--- Source material ---

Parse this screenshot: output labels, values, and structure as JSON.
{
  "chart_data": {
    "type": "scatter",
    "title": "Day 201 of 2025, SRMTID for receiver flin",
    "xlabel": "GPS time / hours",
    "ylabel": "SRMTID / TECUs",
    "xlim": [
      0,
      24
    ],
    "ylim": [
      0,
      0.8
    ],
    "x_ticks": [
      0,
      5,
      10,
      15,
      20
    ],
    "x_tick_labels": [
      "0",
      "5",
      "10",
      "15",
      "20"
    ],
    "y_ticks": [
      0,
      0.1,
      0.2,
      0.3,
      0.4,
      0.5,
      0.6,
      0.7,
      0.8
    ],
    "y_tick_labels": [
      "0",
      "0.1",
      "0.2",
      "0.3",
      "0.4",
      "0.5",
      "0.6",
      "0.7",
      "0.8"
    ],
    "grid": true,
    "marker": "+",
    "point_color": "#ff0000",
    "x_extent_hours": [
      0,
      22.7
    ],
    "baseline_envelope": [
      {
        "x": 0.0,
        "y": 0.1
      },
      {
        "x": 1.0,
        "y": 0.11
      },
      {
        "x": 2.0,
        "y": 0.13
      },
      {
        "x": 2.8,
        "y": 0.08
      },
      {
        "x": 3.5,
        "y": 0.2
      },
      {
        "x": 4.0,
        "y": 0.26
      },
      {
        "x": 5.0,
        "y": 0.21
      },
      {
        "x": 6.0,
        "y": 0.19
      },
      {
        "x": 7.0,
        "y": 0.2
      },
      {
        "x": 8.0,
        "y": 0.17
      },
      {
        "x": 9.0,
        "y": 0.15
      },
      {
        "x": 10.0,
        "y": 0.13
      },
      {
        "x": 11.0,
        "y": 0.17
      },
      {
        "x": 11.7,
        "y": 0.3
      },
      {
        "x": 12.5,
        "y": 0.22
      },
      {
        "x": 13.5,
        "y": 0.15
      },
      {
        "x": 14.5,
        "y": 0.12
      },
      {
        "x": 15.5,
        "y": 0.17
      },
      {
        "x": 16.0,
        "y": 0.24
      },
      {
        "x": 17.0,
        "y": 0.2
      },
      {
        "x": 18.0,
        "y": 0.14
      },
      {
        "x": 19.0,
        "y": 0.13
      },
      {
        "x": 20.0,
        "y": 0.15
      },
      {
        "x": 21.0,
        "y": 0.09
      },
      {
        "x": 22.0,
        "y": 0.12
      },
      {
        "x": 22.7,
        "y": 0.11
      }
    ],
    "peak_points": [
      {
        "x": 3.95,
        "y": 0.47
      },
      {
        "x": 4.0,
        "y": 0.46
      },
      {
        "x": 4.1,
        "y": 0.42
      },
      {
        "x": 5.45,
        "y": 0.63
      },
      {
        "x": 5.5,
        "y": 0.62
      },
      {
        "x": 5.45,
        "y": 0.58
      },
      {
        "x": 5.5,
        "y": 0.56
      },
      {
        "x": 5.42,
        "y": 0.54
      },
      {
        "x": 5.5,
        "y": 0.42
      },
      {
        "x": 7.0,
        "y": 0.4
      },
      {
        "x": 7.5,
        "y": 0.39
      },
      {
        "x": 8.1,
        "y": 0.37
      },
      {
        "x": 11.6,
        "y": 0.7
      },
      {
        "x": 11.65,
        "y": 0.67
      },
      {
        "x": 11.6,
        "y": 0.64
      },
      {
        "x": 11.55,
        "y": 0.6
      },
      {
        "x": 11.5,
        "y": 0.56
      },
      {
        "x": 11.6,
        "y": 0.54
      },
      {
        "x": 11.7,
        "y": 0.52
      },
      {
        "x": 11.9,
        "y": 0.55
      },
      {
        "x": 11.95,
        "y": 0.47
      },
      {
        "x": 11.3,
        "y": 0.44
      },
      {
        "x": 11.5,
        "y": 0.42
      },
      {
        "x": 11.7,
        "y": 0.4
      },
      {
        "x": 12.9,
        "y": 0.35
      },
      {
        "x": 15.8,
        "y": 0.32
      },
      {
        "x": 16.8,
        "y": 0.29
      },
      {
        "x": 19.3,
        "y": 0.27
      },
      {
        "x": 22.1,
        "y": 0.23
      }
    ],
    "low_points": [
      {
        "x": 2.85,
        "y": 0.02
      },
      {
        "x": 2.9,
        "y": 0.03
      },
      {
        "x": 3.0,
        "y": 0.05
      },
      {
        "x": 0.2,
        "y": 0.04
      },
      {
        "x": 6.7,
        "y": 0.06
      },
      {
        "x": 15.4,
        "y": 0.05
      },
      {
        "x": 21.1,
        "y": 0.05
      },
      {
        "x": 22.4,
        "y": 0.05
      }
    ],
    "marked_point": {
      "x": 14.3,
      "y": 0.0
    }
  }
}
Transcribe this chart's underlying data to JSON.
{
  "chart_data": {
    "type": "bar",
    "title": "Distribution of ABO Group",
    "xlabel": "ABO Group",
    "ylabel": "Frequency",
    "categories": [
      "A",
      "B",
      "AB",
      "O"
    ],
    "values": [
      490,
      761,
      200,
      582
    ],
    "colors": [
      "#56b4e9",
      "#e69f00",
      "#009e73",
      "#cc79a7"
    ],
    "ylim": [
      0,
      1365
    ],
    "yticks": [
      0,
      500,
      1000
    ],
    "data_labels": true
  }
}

---

▸ Problem requirements
Tally the lines holding the string "Group" and give only the count.

▸ Output of the exercise
2